### Your task
Bring together all lines of the material below that contain the string "values".

____

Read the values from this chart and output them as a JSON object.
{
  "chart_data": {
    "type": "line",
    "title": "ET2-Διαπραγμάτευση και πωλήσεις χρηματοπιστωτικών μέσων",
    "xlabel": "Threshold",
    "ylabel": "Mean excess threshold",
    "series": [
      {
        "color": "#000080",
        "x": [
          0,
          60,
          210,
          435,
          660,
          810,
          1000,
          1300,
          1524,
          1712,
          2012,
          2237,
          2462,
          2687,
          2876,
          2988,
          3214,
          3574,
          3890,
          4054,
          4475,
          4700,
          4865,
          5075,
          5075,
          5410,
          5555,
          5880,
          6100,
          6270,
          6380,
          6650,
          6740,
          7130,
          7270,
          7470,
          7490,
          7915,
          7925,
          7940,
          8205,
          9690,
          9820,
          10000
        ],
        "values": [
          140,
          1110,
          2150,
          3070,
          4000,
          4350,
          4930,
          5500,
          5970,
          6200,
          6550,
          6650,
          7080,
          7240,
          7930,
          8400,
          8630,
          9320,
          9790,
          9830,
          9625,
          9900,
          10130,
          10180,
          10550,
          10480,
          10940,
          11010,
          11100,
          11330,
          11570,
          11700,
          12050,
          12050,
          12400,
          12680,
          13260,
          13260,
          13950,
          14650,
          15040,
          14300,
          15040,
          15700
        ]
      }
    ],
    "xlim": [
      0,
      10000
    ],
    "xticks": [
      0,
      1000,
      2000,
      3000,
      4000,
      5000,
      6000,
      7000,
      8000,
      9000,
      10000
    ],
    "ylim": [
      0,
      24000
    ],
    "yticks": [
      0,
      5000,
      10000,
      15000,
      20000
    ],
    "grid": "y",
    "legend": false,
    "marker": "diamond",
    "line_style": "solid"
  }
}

____

### Written answer
Read the values from this chart and output them as a JSON object.
        "values": [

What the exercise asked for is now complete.